Directions for this task:
From the entries below, list each line with "false".

Records for this exercise:
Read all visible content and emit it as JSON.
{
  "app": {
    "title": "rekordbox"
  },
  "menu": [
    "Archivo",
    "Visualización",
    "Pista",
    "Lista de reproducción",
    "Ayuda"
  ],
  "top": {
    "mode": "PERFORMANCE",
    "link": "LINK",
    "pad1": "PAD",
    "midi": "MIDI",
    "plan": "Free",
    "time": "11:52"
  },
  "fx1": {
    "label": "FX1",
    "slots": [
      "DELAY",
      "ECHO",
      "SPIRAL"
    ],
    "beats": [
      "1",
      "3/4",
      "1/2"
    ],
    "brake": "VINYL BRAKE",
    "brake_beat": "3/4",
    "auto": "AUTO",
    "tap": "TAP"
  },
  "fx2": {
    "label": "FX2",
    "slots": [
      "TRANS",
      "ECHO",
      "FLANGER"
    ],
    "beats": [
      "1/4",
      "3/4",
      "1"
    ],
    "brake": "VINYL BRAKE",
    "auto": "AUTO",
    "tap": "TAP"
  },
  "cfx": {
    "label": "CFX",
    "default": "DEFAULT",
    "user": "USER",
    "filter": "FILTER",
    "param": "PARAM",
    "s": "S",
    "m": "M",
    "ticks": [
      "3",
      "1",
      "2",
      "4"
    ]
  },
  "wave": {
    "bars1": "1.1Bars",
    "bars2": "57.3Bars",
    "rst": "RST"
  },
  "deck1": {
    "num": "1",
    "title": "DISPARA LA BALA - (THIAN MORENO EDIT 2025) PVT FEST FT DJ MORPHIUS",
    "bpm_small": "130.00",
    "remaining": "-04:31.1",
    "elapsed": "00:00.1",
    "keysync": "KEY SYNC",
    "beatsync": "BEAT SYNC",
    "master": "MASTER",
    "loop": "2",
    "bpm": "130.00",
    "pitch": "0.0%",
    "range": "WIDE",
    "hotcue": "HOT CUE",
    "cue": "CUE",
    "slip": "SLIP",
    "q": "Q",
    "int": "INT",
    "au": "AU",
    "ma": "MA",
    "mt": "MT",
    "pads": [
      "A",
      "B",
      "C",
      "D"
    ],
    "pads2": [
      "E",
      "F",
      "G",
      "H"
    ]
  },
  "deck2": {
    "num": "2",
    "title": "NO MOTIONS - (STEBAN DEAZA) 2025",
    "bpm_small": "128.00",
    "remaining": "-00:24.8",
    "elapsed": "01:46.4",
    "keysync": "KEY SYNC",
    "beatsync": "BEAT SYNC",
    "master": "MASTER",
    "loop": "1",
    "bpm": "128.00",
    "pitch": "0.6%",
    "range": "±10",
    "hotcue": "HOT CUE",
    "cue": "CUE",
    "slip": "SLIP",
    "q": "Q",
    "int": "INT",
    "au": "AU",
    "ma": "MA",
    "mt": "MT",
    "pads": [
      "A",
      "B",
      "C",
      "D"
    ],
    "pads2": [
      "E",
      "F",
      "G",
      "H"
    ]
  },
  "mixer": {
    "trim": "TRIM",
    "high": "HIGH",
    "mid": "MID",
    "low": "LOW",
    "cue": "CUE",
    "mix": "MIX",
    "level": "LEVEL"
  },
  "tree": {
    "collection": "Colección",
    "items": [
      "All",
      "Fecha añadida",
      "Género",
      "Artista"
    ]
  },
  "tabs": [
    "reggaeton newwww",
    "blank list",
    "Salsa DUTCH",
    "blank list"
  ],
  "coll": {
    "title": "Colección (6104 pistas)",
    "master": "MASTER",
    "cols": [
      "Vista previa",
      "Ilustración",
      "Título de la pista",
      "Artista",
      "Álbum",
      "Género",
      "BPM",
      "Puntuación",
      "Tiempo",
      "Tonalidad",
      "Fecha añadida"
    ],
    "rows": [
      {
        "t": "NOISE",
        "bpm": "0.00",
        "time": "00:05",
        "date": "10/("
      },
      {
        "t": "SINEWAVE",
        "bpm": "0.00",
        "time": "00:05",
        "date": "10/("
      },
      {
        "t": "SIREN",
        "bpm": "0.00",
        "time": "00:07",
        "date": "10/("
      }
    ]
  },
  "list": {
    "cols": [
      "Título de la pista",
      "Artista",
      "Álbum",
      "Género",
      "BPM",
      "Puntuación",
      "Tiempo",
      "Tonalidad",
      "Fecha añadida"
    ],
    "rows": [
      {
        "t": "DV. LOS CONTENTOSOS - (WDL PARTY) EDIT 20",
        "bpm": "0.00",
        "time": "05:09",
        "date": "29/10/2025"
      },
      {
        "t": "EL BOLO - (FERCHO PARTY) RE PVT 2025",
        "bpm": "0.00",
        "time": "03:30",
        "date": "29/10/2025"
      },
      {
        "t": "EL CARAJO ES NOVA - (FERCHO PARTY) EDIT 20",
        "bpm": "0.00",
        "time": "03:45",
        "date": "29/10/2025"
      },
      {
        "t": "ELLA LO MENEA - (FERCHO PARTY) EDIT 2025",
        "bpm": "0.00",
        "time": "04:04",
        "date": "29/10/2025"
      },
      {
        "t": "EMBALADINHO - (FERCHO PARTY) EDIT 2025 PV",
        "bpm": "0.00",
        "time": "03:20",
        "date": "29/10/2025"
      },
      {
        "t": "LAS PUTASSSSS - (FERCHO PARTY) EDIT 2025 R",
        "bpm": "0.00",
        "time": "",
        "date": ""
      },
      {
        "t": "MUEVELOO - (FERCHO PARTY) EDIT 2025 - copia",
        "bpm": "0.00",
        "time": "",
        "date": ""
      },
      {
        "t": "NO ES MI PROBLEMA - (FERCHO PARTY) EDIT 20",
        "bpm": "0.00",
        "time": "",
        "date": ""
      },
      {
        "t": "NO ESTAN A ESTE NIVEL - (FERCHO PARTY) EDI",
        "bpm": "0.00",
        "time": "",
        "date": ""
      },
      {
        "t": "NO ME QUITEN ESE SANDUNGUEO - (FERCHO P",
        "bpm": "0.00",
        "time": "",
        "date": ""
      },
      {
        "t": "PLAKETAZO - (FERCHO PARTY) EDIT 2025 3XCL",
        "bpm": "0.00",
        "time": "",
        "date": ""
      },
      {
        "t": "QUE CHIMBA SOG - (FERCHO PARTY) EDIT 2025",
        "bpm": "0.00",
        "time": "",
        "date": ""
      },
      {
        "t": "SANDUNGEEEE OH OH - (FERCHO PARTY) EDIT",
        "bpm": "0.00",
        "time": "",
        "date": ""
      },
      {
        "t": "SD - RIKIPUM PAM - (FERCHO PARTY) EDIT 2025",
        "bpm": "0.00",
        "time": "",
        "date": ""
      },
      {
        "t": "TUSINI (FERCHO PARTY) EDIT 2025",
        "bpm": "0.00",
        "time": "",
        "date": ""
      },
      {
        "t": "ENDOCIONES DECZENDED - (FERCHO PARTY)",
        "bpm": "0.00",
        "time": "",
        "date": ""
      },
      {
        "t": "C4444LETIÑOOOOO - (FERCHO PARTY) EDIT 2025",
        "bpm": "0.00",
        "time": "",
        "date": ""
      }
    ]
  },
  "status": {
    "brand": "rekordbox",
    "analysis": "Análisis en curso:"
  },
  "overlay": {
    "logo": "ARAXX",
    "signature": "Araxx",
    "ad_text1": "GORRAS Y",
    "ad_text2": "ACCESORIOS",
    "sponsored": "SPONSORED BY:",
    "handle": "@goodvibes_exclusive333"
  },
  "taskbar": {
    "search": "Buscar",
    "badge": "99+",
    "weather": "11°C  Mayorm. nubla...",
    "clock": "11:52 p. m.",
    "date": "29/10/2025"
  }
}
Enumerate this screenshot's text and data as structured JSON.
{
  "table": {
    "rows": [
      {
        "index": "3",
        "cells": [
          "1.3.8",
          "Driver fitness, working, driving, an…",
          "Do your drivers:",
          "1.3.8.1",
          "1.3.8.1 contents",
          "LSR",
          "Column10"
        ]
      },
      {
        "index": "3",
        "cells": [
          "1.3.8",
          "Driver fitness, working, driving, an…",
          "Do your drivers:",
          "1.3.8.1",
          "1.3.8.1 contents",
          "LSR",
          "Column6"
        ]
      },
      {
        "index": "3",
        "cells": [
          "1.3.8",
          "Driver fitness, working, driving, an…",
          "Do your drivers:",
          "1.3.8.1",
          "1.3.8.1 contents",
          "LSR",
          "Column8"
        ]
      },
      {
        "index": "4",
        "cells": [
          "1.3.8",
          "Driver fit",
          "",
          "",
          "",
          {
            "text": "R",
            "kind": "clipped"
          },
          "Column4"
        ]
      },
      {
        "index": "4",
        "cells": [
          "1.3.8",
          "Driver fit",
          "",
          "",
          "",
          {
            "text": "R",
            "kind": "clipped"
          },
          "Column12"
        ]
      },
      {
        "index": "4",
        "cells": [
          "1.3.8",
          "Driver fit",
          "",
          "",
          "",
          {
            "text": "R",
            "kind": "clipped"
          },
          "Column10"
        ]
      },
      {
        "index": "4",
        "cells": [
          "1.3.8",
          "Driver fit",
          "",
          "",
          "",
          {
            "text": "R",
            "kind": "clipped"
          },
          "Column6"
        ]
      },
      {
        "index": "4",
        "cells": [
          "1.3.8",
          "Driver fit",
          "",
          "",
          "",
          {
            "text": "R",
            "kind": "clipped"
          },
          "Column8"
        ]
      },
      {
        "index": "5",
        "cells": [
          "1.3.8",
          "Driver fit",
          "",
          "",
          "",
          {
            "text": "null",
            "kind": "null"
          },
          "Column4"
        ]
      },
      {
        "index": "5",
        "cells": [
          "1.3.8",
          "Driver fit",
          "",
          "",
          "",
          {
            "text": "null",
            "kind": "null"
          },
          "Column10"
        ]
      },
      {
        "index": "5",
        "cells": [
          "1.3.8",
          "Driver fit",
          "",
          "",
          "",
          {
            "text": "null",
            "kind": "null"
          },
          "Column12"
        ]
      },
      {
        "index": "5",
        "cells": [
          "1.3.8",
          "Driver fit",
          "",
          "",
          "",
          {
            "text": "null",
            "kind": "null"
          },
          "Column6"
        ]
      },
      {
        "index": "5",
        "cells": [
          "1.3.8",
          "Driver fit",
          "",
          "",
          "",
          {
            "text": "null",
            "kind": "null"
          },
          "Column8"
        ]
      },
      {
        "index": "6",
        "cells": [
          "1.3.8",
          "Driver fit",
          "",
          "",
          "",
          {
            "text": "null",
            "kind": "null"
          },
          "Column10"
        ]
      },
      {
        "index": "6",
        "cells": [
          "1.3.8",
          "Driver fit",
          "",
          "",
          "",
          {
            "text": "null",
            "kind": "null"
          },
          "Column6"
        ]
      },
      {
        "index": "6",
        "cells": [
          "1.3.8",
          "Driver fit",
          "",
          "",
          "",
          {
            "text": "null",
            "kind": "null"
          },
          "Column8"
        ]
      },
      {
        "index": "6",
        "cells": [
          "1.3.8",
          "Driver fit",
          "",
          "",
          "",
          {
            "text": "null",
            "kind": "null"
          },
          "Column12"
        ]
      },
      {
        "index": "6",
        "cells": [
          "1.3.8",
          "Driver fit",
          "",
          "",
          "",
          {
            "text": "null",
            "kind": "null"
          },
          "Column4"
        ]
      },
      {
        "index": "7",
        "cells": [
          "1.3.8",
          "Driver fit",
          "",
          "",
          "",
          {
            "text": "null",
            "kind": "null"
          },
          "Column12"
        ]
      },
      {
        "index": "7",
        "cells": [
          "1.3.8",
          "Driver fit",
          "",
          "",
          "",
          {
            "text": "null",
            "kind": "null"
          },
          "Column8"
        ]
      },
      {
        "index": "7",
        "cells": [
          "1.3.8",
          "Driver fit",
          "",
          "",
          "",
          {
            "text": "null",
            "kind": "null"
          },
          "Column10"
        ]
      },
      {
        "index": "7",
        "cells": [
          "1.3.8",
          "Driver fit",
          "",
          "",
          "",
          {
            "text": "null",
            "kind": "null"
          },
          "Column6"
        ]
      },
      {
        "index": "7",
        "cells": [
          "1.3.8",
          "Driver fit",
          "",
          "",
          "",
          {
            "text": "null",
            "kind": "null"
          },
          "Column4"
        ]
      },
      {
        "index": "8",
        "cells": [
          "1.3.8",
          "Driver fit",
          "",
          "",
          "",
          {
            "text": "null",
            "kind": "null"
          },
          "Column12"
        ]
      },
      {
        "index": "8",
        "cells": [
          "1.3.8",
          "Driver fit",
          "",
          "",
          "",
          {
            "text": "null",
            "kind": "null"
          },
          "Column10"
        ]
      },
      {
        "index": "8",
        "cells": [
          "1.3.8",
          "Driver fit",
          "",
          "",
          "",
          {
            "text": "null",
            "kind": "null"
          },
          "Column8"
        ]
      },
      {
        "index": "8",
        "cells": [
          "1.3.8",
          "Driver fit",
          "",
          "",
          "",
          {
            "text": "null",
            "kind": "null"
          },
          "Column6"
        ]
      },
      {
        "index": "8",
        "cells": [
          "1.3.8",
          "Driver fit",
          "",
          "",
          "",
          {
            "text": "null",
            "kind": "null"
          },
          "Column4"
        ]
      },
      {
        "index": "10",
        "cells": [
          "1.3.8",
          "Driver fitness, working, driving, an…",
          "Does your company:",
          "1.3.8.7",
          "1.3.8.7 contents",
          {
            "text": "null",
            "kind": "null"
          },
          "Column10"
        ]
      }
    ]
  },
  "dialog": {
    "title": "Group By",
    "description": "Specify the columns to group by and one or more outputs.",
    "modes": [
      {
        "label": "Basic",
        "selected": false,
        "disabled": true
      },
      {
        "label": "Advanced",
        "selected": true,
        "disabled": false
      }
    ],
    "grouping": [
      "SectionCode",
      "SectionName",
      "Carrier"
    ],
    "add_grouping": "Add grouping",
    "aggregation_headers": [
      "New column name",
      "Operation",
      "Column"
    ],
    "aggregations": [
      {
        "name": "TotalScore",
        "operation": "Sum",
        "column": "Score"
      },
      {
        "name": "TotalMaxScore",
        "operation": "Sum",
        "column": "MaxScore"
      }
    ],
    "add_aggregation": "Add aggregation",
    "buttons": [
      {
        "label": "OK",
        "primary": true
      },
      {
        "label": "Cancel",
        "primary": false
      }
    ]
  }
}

Output of the exercise:
        "selected": false,
        "disabled": false
        "primary": false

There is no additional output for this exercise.